> _AIM OF THE EXERCISE_: Which lines hold the word "TAKE"? Copy each one.

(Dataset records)
>>>>>

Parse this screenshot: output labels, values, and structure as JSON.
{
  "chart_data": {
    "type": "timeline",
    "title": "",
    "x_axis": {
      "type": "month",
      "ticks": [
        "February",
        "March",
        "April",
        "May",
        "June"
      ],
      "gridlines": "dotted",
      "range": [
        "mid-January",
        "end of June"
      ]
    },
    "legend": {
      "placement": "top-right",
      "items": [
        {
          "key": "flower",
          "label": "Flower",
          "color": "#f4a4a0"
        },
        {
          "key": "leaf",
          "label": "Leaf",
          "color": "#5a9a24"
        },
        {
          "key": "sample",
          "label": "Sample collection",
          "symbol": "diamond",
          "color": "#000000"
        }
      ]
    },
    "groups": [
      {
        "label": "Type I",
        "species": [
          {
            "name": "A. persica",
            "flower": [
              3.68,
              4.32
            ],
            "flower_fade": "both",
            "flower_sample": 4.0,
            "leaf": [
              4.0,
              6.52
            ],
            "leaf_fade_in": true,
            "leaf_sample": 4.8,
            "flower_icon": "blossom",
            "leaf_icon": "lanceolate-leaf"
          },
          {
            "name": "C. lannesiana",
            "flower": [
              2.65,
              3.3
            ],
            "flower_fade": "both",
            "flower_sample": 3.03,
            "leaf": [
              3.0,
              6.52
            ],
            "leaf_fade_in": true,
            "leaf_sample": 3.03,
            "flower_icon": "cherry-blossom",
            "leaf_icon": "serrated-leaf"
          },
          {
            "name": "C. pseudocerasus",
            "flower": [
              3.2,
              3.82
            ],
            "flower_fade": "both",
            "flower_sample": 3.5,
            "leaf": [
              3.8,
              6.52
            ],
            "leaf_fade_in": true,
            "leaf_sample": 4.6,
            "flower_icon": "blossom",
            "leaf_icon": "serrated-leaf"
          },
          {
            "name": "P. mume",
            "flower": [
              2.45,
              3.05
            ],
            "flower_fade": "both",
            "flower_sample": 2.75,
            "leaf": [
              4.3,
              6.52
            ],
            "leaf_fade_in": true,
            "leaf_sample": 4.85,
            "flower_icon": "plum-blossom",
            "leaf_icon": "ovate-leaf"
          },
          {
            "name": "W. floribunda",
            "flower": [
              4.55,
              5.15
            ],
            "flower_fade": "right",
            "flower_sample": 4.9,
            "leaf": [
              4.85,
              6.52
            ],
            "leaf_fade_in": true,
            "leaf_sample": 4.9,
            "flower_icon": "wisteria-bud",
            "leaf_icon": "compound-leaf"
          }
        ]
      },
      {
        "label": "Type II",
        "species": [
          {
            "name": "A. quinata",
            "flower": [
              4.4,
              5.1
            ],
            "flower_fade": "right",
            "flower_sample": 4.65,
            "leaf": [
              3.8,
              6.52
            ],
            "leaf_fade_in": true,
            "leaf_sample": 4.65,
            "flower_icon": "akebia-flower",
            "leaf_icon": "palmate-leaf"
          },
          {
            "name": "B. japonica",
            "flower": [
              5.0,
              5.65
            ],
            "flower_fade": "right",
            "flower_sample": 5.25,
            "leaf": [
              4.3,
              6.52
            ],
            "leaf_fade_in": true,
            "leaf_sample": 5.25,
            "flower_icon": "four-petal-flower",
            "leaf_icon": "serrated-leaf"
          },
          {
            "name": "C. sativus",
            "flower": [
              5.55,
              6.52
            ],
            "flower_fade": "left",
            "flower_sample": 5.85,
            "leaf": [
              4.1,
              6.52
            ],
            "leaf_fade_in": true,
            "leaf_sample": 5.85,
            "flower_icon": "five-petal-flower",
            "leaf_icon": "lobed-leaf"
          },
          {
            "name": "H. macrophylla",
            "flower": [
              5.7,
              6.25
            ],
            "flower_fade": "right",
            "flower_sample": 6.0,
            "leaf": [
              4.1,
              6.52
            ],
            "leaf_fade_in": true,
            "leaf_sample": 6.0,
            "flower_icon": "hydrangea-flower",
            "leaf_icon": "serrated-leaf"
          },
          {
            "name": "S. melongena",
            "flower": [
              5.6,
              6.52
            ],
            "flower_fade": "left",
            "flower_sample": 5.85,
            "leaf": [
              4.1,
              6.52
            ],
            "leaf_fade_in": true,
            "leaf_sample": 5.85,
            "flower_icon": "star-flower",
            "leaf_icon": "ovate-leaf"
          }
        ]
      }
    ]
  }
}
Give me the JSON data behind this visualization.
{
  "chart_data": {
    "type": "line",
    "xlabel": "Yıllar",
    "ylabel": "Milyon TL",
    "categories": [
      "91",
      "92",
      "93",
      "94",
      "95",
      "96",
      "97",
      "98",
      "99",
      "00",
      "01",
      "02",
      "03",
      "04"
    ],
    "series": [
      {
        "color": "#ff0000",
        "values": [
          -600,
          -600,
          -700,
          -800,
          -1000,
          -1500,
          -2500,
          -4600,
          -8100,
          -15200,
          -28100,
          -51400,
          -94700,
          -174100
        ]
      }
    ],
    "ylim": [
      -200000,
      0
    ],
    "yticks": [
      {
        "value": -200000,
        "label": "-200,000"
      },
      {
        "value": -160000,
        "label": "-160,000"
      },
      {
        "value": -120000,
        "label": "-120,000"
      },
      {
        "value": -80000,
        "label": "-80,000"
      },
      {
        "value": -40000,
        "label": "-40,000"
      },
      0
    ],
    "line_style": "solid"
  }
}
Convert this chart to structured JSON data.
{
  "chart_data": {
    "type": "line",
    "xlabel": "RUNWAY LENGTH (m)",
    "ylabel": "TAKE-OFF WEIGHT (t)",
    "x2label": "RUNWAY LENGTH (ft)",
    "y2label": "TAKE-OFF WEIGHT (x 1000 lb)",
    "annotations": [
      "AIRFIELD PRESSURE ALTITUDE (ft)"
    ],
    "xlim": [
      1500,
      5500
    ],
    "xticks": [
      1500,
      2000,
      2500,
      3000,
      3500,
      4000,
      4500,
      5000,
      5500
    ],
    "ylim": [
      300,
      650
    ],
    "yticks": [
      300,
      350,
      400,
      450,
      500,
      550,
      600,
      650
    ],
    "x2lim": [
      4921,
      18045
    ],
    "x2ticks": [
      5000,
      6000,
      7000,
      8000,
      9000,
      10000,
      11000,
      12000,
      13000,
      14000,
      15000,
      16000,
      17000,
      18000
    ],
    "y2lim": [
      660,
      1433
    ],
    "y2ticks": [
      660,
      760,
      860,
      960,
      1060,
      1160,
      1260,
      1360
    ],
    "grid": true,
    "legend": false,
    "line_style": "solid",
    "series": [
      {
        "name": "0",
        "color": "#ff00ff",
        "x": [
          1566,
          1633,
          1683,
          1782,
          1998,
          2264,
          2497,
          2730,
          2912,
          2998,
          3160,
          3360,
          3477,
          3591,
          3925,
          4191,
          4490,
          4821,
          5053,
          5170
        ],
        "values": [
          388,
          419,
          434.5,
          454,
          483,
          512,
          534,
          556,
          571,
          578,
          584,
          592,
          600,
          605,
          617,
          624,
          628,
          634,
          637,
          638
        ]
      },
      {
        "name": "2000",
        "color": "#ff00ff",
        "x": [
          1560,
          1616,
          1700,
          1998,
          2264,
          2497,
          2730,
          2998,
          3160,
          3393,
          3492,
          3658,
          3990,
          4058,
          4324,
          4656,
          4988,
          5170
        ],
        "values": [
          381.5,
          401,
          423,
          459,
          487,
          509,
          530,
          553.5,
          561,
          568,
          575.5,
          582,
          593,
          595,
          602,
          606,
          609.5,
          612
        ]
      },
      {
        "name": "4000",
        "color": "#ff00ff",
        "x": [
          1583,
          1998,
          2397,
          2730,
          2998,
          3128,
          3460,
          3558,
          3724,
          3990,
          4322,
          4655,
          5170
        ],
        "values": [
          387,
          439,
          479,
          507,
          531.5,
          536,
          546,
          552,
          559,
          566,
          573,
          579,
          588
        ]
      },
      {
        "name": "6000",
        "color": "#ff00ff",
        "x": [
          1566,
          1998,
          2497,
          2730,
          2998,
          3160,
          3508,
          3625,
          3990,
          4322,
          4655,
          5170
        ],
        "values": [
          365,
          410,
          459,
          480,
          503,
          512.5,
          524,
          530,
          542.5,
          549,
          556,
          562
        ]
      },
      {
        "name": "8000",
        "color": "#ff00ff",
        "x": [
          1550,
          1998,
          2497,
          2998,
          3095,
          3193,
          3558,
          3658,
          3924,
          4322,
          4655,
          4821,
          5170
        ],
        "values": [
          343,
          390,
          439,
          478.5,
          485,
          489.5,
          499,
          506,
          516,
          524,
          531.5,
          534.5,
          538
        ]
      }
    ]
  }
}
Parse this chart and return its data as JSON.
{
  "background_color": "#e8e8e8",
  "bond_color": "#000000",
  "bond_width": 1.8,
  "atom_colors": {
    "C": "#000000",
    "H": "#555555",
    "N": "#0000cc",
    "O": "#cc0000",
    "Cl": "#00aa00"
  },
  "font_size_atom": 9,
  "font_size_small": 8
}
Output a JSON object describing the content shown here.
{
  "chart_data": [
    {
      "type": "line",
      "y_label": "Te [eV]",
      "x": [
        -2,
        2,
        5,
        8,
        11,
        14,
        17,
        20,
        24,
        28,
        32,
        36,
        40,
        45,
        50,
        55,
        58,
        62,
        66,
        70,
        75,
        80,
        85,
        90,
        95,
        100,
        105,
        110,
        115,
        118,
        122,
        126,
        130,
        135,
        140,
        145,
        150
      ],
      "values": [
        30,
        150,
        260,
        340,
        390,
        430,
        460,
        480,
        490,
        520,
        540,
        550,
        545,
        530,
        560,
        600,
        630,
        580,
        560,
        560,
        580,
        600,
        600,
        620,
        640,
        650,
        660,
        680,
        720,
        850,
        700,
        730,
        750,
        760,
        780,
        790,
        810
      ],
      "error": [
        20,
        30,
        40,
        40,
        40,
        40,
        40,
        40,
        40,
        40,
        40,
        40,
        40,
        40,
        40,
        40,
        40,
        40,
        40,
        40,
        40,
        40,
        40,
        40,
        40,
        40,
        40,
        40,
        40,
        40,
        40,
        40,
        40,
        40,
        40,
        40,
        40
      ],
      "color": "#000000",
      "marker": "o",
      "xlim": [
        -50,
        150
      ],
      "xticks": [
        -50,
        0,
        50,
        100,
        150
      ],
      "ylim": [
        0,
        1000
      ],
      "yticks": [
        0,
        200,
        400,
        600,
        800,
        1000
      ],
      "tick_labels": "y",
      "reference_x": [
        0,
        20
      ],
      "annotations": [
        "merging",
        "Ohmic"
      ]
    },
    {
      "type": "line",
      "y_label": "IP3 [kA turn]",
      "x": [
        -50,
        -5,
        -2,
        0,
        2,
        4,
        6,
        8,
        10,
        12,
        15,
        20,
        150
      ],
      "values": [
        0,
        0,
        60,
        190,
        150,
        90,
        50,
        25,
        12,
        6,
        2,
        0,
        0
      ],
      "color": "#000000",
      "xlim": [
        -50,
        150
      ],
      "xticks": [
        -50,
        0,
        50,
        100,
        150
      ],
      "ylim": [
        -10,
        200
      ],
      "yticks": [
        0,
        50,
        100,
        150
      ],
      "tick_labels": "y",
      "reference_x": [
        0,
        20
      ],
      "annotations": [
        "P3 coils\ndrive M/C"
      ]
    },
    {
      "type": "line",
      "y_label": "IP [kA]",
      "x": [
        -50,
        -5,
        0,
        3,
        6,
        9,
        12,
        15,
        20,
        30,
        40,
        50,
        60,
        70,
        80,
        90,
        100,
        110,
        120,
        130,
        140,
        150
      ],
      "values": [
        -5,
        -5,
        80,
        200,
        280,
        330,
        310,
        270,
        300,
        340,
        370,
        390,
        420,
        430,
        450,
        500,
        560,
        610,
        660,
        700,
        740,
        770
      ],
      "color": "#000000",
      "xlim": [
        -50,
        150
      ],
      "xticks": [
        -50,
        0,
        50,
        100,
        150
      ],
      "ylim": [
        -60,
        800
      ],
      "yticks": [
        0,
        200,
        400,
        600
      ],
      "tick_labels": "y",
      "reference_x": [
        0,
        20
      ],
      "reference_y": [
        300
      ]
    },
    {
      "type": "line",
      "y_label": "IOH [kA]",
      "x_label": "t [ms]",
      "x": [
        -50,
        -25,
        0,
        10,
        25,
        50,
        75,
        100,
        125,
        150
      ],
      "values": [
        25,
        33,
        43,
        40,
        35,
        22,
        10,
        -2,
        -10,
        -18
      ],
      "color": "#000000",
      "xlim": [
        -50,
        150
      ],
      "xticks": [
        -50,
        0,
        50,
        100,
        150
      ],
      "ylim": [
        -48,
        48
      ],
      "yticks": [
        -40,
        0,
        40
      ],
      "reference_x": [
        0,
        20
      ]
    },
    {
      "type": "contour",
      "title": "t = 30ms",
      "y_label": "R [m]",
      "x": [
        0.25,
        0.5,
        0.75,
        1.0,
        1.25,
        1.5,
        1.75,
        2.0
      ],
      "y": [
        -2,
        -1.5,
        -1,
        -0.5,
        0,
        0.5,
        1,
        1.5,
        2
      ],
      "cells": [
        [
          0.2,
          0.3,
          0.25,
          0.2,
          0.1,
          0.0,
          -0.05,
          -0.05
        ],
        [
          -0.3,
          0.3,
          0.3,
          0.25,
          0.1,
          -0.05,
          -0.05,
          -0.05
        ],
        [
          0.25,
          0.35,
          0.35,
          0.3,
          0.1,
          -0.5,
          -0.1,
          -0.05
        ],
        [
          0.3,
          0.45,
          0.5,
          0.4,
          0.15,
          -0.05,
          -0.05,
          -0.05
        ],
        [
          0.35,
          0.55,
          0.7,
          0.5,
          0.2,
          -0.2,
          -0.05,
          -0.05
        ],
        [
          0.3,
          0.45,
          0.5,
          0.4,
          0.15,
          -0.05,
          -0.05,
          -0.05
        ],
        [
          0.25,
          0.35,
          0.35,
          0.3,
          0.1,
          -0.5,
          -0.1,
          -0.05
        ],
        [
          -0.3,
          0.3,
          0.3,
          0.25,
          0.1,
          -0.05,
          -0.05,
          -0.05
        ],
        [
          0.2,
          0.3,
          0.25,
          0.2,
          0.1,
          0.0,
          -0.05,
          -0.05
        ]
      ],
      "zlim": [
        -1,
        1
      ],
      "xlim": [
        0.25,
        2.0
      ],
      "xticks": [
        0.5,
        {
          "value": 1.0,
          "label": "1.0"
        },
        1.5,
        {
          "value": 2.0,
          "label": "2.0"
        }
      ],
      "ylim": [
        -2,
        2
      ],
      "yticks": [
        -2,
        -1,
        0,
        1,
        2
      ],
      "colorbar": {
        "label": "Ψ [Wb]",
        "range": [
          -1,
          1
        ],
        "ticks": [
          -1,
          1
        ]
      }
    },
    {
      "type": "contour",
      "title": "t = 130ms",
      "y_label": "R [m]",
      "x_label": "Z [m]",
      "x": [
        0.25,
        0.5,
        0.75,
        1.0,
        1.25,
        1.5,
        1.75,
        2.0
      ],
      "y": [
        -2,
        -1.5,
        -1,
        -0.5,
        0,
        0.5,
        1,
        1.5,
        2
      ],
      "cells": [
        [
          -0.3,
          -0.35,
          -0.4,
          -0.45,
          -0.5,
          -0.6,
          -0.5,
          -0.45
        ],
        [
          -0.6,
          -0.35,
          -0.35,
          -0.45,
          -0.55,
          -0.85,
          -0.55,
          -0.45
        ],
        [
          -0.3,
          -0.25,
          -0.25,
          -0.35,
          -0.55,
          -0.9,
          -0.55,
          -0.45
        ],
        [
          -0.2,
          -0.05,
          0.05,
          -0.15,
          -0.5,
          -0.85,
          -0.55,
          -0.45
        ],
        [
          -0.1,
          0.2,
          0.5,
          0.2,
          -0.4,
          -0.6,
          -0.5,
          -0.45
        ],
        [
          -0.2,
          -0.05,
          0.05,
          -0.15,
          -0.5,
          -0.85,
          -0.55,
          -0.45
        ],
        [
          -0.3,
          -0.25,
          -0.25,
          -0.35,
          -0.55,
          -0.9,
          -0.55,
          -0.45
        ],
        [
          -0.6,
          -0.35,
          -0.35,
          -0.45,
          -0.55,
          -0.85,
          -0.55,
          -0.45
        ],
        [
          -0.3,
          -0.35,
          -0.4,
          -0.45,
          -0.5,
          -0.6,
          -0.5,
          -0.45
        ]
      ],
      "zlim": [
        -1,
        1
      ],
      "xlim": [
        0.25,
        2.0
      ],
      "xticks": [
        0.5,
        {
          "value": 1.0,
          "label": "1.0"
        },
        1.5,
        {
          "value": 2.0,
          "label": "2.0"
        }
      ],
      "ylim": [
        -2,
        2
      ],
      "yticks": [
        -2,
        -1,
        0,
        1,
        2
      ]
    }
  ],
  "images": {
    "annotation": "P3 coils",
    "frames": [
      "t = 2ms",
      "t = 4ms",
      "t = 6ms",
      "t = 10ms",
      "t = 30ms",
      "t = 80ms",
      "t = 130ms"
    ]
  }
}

<<<<<

> _REPLY TO THE TASK_:
    "ylabel": "TAKE-OFF WEIGHT (t)",
    "y2label": "TAKE-OFF WEIGHT (x 1000 lb)",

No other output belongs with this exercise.